Your instructions - Copy each record exactly as it reads, leaving out any pictures it holds.

** start Data supplied **

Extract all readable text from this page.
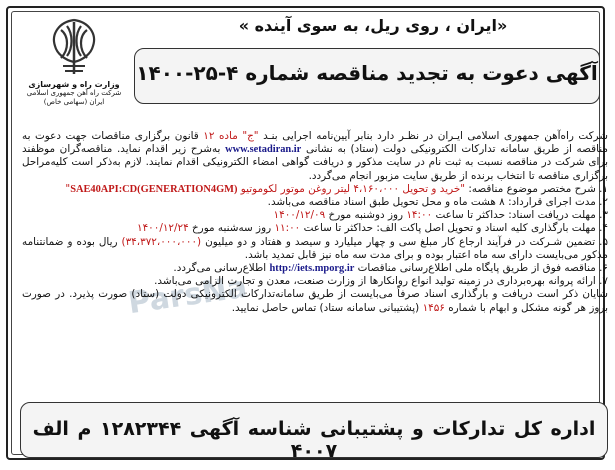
وزارت راه و شهرسازی
شرکت راه آهن جمهوری اسلامی ایران (سهامی خاص)
«ایران ، روی ریل، به سوی آینده »
آگهی دعوت به تجدید مناقصه شماره ۴-۲۵-۱۴۰۰
ParsNa

شرکت راه‌آهن جمهوری اسلامی ایـران در نظـر دارد بنابر آیین‌نامه اجرایی بنـد "ج" ماده ۱۲ قانون برگزاری مناقصات جهت دعوت به مناقصه از طریق سامانه تدارکات الکترونیکی دولت (ستاد) به نشانی www.setadiran.ir به‌شرح زیر اقدام نماید. مناقصه‌گران موظفند برای شرکت در مناقصه نسبت به ثبت نام در سایت مذکور و دریافت گواهی امضاء الکترونیکی اقدام نمایند. لازم به‌ذکر است کلیه‌مراحل برگزاری مناقصه تا انتخاب برنده از طریق سایت مزبور انجام می‌گردد.

۱. شرح مختصر موضوع مناقصه: "خرید و تحویل ۴،۱۶۰،۰۰۰ لیتر روغن موتور لکوموتیو SAE40API:CD(GENERATION4GM)"

۲. مدت اجرای قرارداد: ۸ هشت ماه و محل تحویل طبق اسناد مناقصه می‌باشد.

۳. مهلت دریافت اسناد: حداکثر تا ساعت ۱۴:۰۰ روز دوشنبه مورخ ۱۴۰۰/۱۲/۰۹

۴. مهلت بارگذاری کلیه اسناد و تحویل اصل پاکت الف: حداکثر تا ساعت ۱۱:۰۰ روز سه‌شنبه مورخ ۱۴۰۰/۱۲/۲۴

۵. تضمین شـرکت در فرآیند ارجاع کار مبلغ سی و چهار میلیارد و سیصد و هفتاد و دو میلیون (۳۴،۳۷۲،۰۰۰،۰۰۰) ریال بوده و ضمانتنامه مذکور می‌بایست دارای سه ماه اعتبار بوده و برای مدت سه ماه نیز قابل تمدید باشد.

۶. مناقصه فوق از طریق پایگاه ملی اطلاع‌رسانی مناقصات http://iets.mporg.ir اطلاع‌رسانی می‌گردد.

۷. ارائه پروانه بهره‌برداری در زمینه تولید انواع روانکارها از وزارت صنعت، معدن و تجارت الزامی می‌باشد.

شایان ذکر است دریافت و بارگذاری اسناد صرفاً می‌بایست از طریق سامانه‌تدارکات الکترونیکی دولت (ستاد) صورت پذیرد. در صورت بروز هر گونه مشکل و ابهام با شماره ۱۴۵۶ (پشتیبانی سامانه ستاد) تماس حاصل نمایید.

اداره کل تدارکات و پشتیبانی شناسه آگهی ۱۲۸۲۳۴۴ م الف ۴۰۰۷
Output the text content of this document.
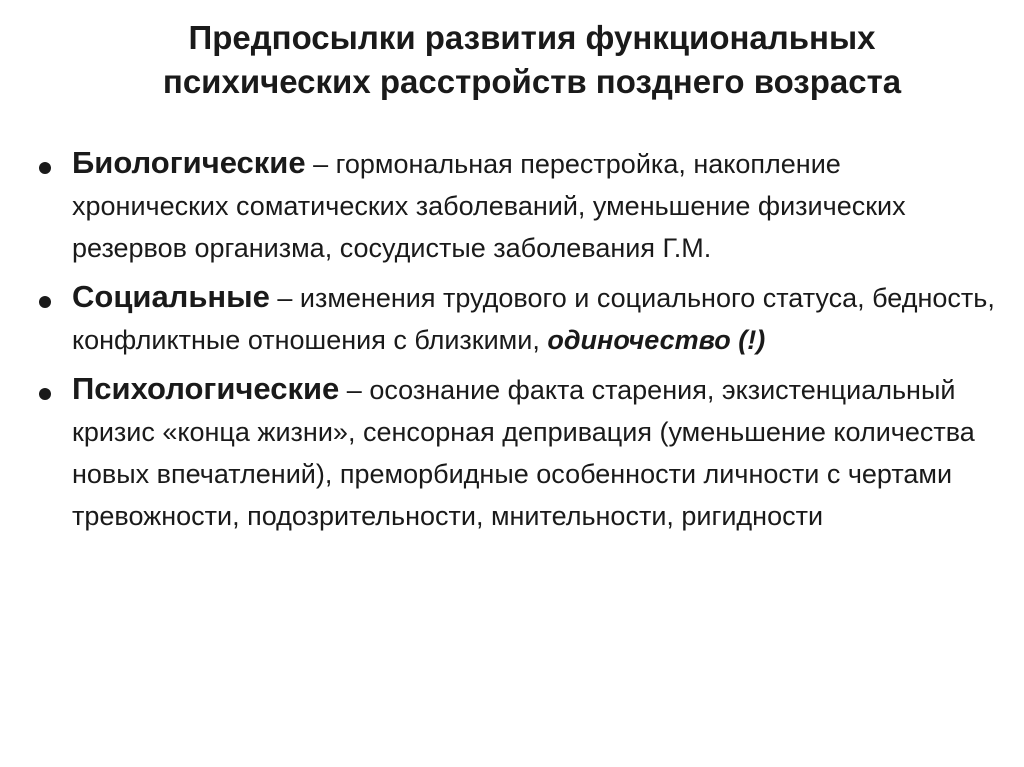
Предпосылки развития функциональных
психических расстройств позднего возраста
Биологические – гормональная перестройка, накопление хронических соматических заболеваний, уменьшение физических резервов организма, сосудистые заболевания Г.М.
Социальные – изменения трудового и социального статуса, бедность, конфликтные отношения с близкими, одиночество (!)
Психологические – осознание факта старения, экзистенциальный кризис «конца жизни», сенсорная депривация (уменьшение количества новых впечатлений), преморбидные особенности личности с чертами тревожности, подозрительности, мнительности, ригидности
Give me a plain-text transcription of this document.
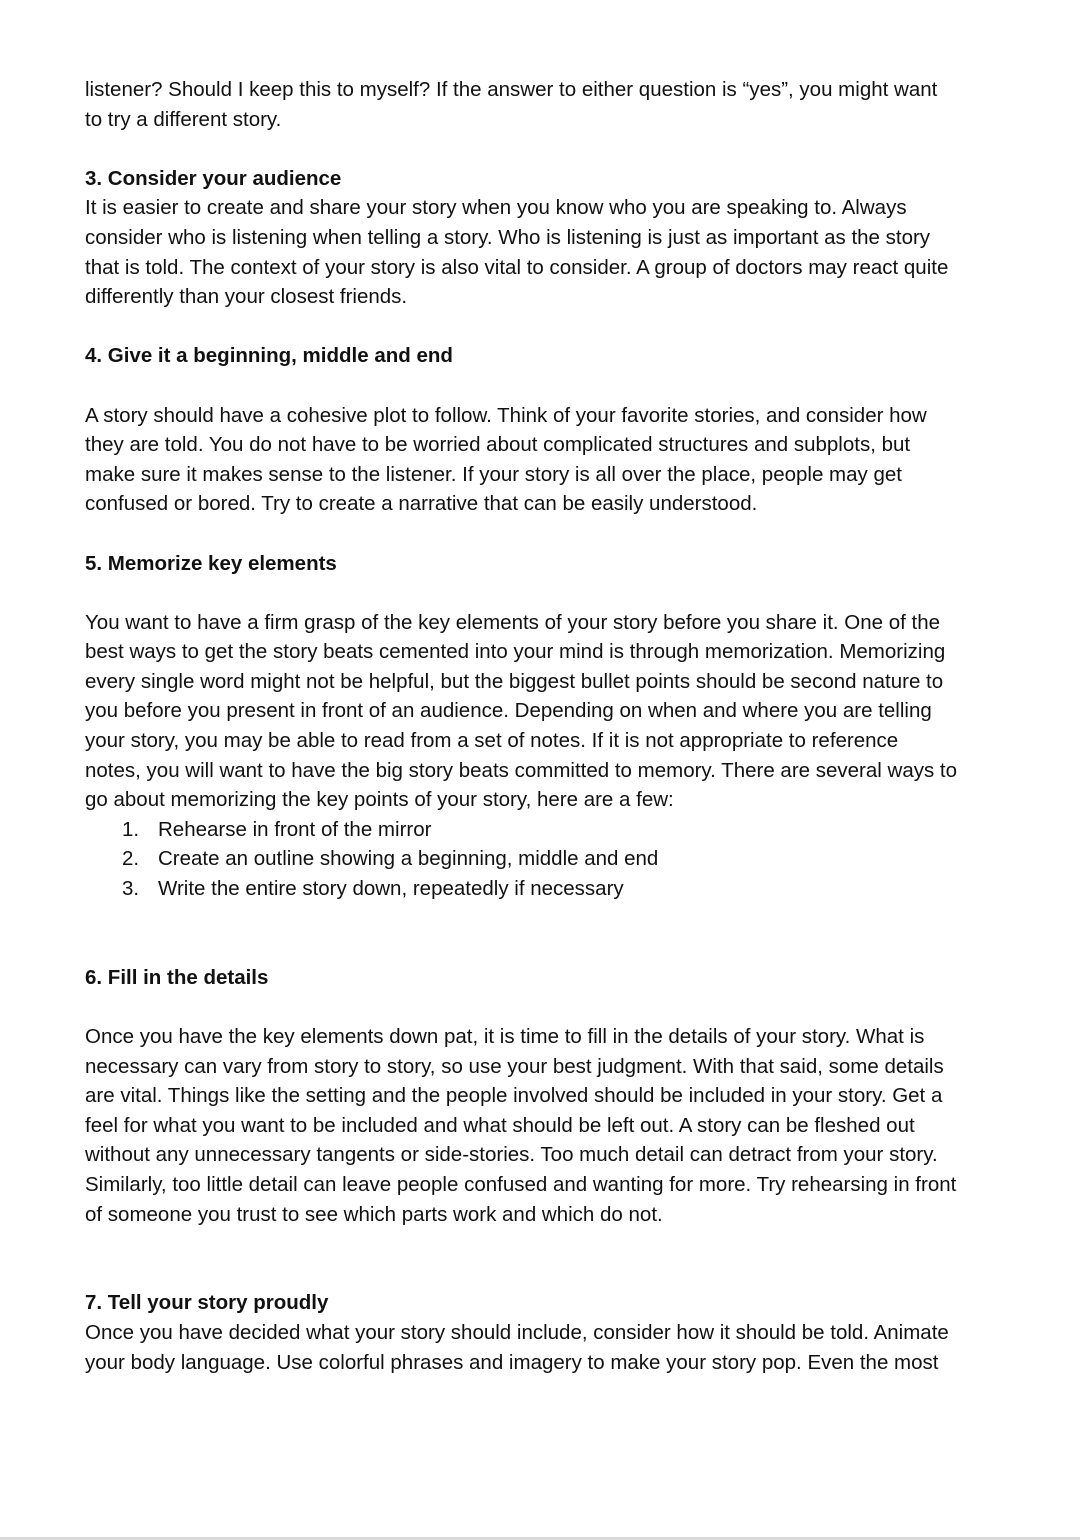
listener? Should I keep this to myself? If the answer to either question is “yes”, you might want
to try a different story.
3. Consider your audience
It is easier to create and share your story when you know who you are speaking to. Always
consider who is listening when telling a story. Who is listening is just as important as the story
that is told. The context of your story is also vital to consider. A group of doctors may react quite
differently than your closest friends.
4. Give it a beginning, middle and end
A story should have a cohesive plot to follow. Think of your favorite stories, and consider how
they are told. You do not have to be worried about complicated structures and subplots, but
make sure it makes sense to the listener. If your story is all over the place, people may get
confused or bored. Try to create a narrative that can be easily understood.
5. Memorize key elements
You want to have a firm grasp of the key elements of your story before you share it. One of the
best ways to get the story beats cemented into your mind is through memorization. Memorizing
every single word might not be helpful, but the biggest bullet points should be second nature to
you before you present in front of an audience. Depending on when and where you are telling
your story, you may be able to read from a set of notes. If it is not appropriate to reference
notes, you will want to have the big story beats committed to memory. There are several ways to
go about memorizing the key points of your story, here are a few:
1. Rehearse in front of the mirror
2. Create an outline showing a beginning, middle and end
3. Write the entire story down, repeatedly if necessary
6. Fill in the details
Once you have the key elements down pat, it is time to fill in the details of your story. What is
necessary can vary from story to story, so use your best judgment. With that said, some details
are vital. Things like the setting and the people involved should be included in your story. Get a
feel for what you want to be included and what should be left out. A story can be fleshed out
without any unnecessary tangents or side-stories. Too much detail can detract from your story.
Similarly, too little detail can leave people confused and wanting for more. Try rehearsing in front
of someone you trust to see which parts work and which do not.
7. Tell your story proudly
Once you have decided what your story should include, consider how it should be told. Animate
your body language. Use colorful phrases and imagery to make your story pop. Even the most
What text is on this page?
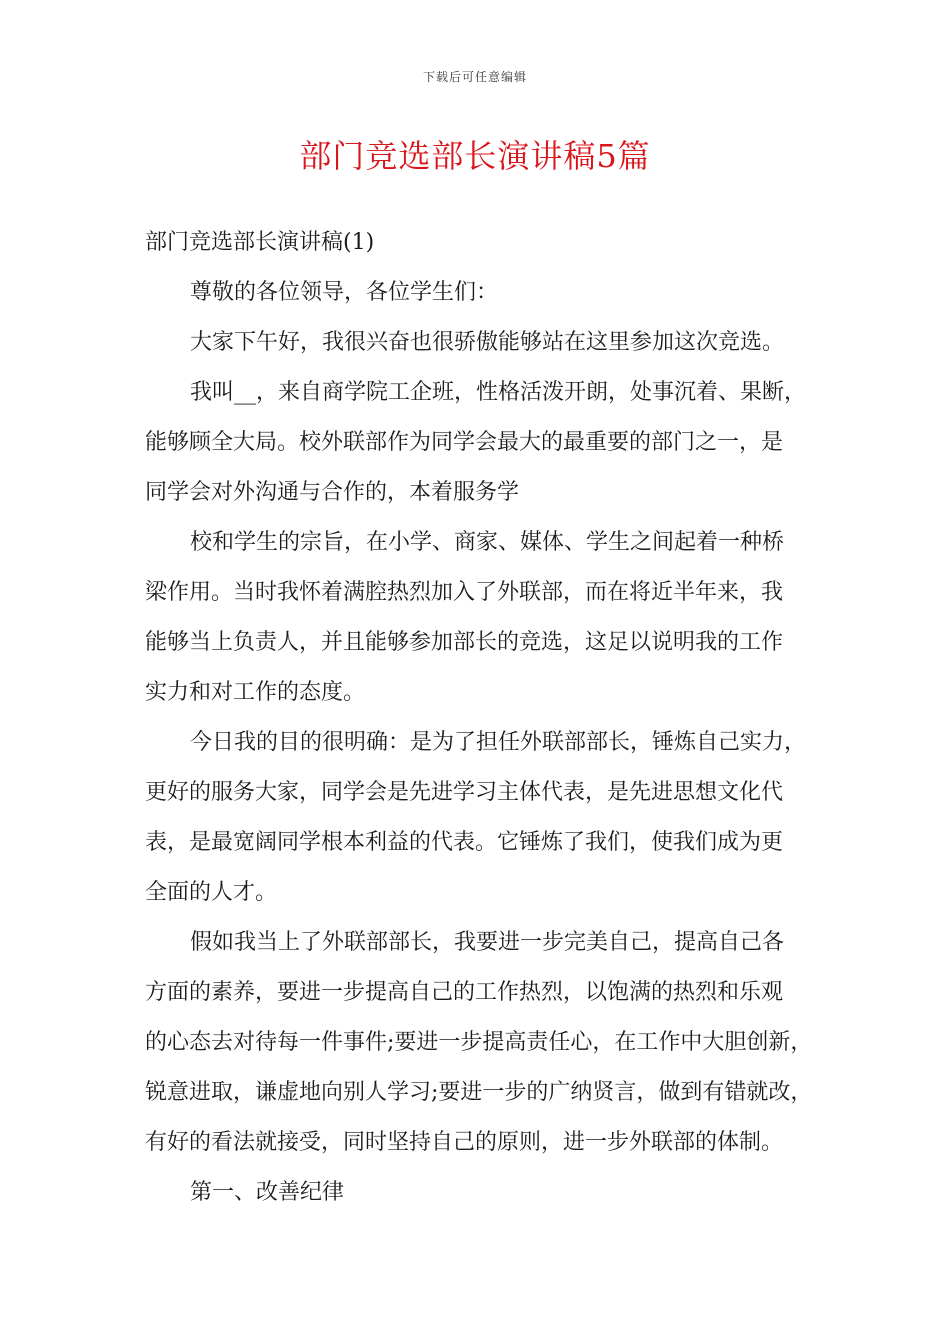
下载后可任意编辑
部门竞选部长演讲稿5篇
部门竞选部长演讲稿(1)
尊敬的各位领导，各位学生们：
大家下午好，我很兴奋也很骄傲能够站在这里参加这次竞选。
我叫__，来自商学院工企班，性格活泼开朗，处事沉着、果断，
能够顾全大局。校外联部作为同学会最大的最重要的部门之一，是
同学会对外沟通与合作的，本着服务学
校和学生的宗旨，在小学、商家、媒体、学生之间起着一种桥
梁作用。当时我怀着满腔热烈加入了外联部，而在将近半年来，我
能够当上负责人，并且能够参加部长的竞选，这足以说明我的工作
实力和对工作的态度。
今日我的目的很明确：是为了担任外联部部长，锤炼自己实力，
更好的服务大家，同学会是先进学习主体代表，是先进思想文化代
表，是最宽阔同学根本利益的代表。它锤炼了我们，使我们成为更
全面的人才。
假如我当上了外联部部长，我要进一步完美自己，提高自己各
方面的素养，要进一步提高自己的工作热烈，以饱满的热烈和乐观
的心态去对待每一件事件;要进一步提高责任心，在工作中大胆创新，
锐意进取，谦虚地向别人学习;要进一步的广纳贤言，做到有错就改，
有好的看法就接受，同时坚持自己的原则，进一步外联部的体制。
第一、改善纪律
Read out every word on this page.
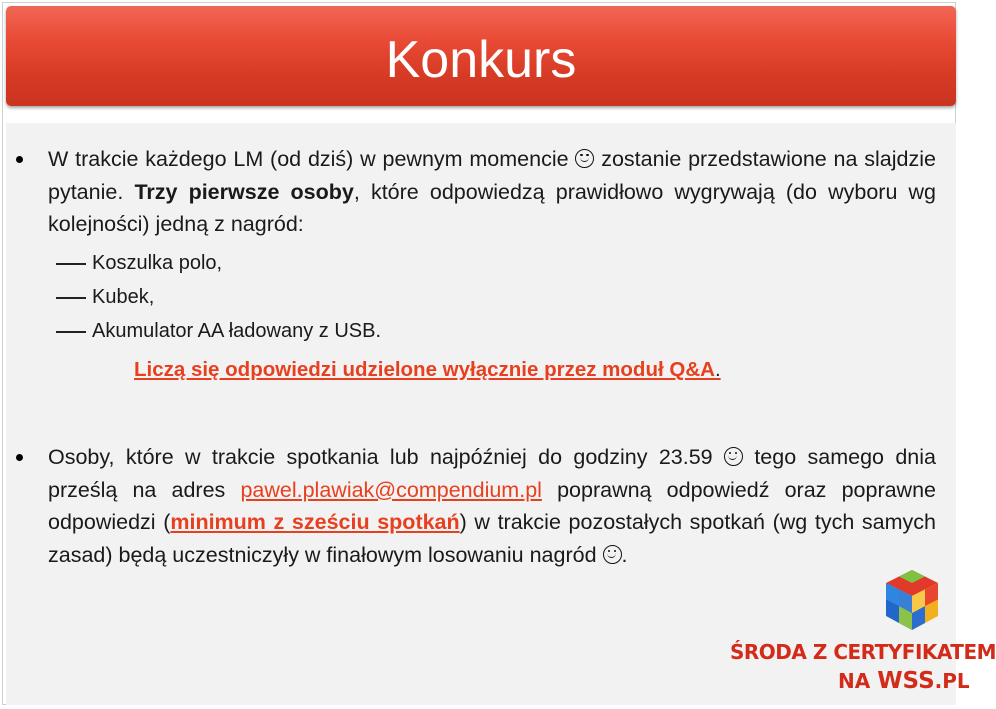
Konkurs
W trakcie każdego LM (od dziś) w pewnym momencie  zostanie przedstawione na slajdzie pytanie. Trzy pierwsze osoby, które odpowiedzą prawidłowo wygrywają (do wyboru wg kolejności) jedną z nagród:
Koszulka polo,
Kubek,
Akumulator AA ładowany z USB.
Liczą się odpowiedzi udzielone wyłącznie przez moduł Q&A.
Osoby, które w trakcie spotkania lub najpóźniej do godziny 23.59  tego samego dnia prześlą na adres pawel.plawiak@compendium.pl poprawną odpowiedź oraz poprawne odpowiedzi (minimum z sześciu spotkań) w trakcie pozostałych spotkań (wg tych samych zasad) będą uczestniczyły w finałowym losowaniu nagród .
ŚRODA Z CERTYFIKATEM
NA WSS.PL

** end Data supplied **

Task solution -
Extract all readable text from this page.
وزارت راه و شهرسازی
شرکت راه آهن جمهوری اسلامی ایران (سهامی خاص)
«ایران ، روی ریل، به سوی آینده »
آگهی دعوت به تجدید مناقصه شماره ۴-۲۵-۱۴۰۰
ParsNa

شرکت راه‌آهن جمهوری اسلامی ایـران در نظـر دارد بنابر آیین‌نامه اجرایی بنـد "ج" ماده ۱۲ قانون برگزاری مناقصات جهت دعوت به مناقصه از طریق سامانه تدارکات الکترونیکی دولت (ستاد) به نشانی www.setadiran.ir به‌شرح زیر اقدام نماید. مناقصه‌گران موظفند برای شرکت در مناقصه نسبت به ثبت نام در سایت مذکور و دریافت گواهی امضاء الکترونیکی اقدام نمایند. لازم به‌ذکر است کلیه‌مراحل برگزاری مناقصه تا انتخاب برنده از طریق سایت مزبور انجام می‌گردد.

۱. شرح مختصر موضوع مناقصه: "خرید و تحویل ۴،۱۶۰،۰۰۰ لیتر روغن موتور لکوموتیو SAE40API:CD(GENERATION4GM)"

۲. مدت اجرای قرارداد: ۸ هشت ماه و محل تحویل طبق اسناد مناقصه می‌باشد.

۳. مهلت دریافت اسناد: حداکثر تا ساعت ۱۴:۰۰ روز دوشنبه مورخ ۱۴۰۰/۱۲/۰۹

۴. مهلت بارگذاری کلیه اسناد و تحویل اصل پاکت الف: حداکثر تا ساعت ۱۱:۰۰ روز سه‌شنبه مورخ ۱۴۰۰/۱۲/۲۴

۵. تضمین شـرکت در فرآیند ارجاع کار مبلغ سی و چهار میلیارد و سیصد و هفتاد و دو میلیون (۳۴،۳۷۲،۰۰۰،۰۰۰) ریال بوده و ضمانتنامه مذکور می‌بایست دارای سه ماه اعتبار بوده و برای مدت سه ماه نیز قابل تمدید باشد.

۶. مناقصه فوق از طریق پایگاه ملی اطلاع‌رسانی مناقصات http://iets.mporg.ir اطلاع‌رسانی می‌گردد.

۷. ارائه پروانه بهره‌برداری در زمینه تولید انواع روانکارها از وزارت صنعت، معدن و تجارت الزامی می‌باشد.

شایان ذکر است دریافت و بارگذاری اسناد صرفاً می‌بایست از طریق سامانه‌تدارکات الکترونیکی دولت (ستاد) صورت پذیرد. در صورت بروز هر گونه مشکل و ابهام با شماره ۱۴۵۶ (پشتیبانی سامانه ستاد) تماس حاصل نمایید.

اداره کل تدارکات و پشتیبانی شناسه آگهی ۱۲۸۲۳۴۴ م الف ۴۰۰۷
Output the text content of this document.
Предпосылки развития функциональных
психических расстройств позднего возраста
Биологические – гормональная перестройка, накопление хронических соматических заболеваний, уменьшение физических резервов организма, сосудистые заболевания Г.М.
Социальные – изменения трудового и социального статуса, бедность, конфликтные отношения с близкими, одиночество (!)
Психологические – осознание факта старения, экзистенциальный кризис «конца жизни», сенсорная депривация (уменьшение количества новых впечатлений), преморбидные особенности личности с чертами тревожности, подозрительности, мнительности, ригидности
Give me a plain-text transcription of this document.
listener? Should I keep this to myself? If the answer to either question is “yes”, you might want
to try a different story.
3. Consider your audience
It is easier to create and share your story when you know who you are speaking to. Always
consider who is listening when telling a story. Who is listening is just as important as the story
that is told. The context of your story is also vital to consider. A group of doctors may react quite
differently than your closest friends.
4. Give it a beginning, middle and end
A story should have a cohesive plot to follow. Think of your favorite stories, and consider how
they are told. You do not have to be worried about complicated structures and subplots, but
make sure it makes sense to the listener. If your story is all over the place, people may get
confused or bored. Try to create a narrative that can be easily understood.
5. Memorize key elements
You want to have a firm grasp of the key elements of your story before you share it. One of the
best ways to get the story beats cemented into your mind is through memorization. Memorizing
every single word might not be helpful, but the biggest bullet points should be second nature to
you before you present in front of an audience. Depending on when and where you are telling
your story, you may be able to read from a set of notes. If it is not appropriate to reference
notes, you will want to have the big story beats committed to memory. There are several ways to
go about memorizing the key points of your story, here are a few:
1. Rehearse in front of the mirror
2. Create an outline showing a beginning, middle and end
3. Write the entire story down, repeatedly if necessary
6. Fill in the details
Once you have the key elements down pat, it is time to fill in the details of your story. What is
necessary can vary from story to story, so use your best judgment. With that said, some details
are vital. Things like the setting and the people involved should be included in your story. Get a
feel for what you want to be included and what should be left out. A story can be fleshed out
without any unnecessary tangents or side-stories. Too much detail can detract from your story.
Similarly, too little detail can leave people confused and wanting for more. Try rehearsing in front
of someone you trust to see which parts work and which do not.
7. Tell your story proudly
Once you have decided what your story should include, consider how it should be told. Animate
your body language. Use colorful phrases and imagery to make your story pop. Even the most
What text is on this page?
下载后可任意编辑
部门竞选部长演讲稿5篇
部门竞选部长演讲稿(1)
尊敬的各位领导，各位学生们：
大家下午好，我很兴奋也很骄傲能够站在这里参加这次竞选。
我叫__，来自商学院工企班，性格活泼开朗，处事沉着、果断，
能够顾全大局。校外联部作为同学会最大的最重要的部门之一，是
同学会对外沟通与合作的，本着服务学
校和学生的宗旨，在小学、商家、媒体、学生之间起着一种桥
梁作用。当时我怀着满腔热烈加入了外联部，而在将近半年来，我
能够当上负责人，并且能够参加部长的竞选，这足以说明我的工作
实力和对工作的态度。
今日我的目的很明确：是为了担任外联部部长，锤炼自己实力，
更好的服务大家，同学会是先进学习主体代表，是先进思想文化代
表，是最宽阔同学根本利益的代表。它锤炼了我们，使我们成为更
全面的人才。
假如我当上了外联部部长，我要进一步完美自己，提高自己各
方面的素养，要进一步提高自己的工作热烈，以饱满的热烈和乐观
的心态去对待每一件事件;要进一步提高责任心，在工作中大胆创新，
锐意进取，谦虚地向别人学习;要进一步的广纳贤言，做到有错就改，
有好的看法就接受，同时坚持自己的原则，进一步外联部的体制。
第一、改善纪律
Read out every word on this page.
Konkurs
W trakcie każdego LM (od dziś) w pewnym momencie  zostanie przedstawione na slajdzie pytanie. Trzy pierwsze osoby, które odpowiedzą prawidłowo wygrywają (do wyboru wg kolejności) jedną z nagród:
Koszulka polo,
Kubek,
Akumulator AA ładowany z USB.
Liczą się odpowiedzi udzielone wyłącznie przez moduł Q&A.
Osoby, które w trakcie spotkania lub najpóźniej do godziny 23.59  tego samego dnia prześlą na adres pawel.plawiak@compendium.pl poprawną odpowiedź oraz poprawne odpowiedzi (minimum z sześciu spotkań) w trakcie pozostałych spotkań (wg tych samych zasad) będą uczestniczyły w finałowym losowaniu nagród .
ŚRODA Z CERTYFIKATEM
NA WSS.PL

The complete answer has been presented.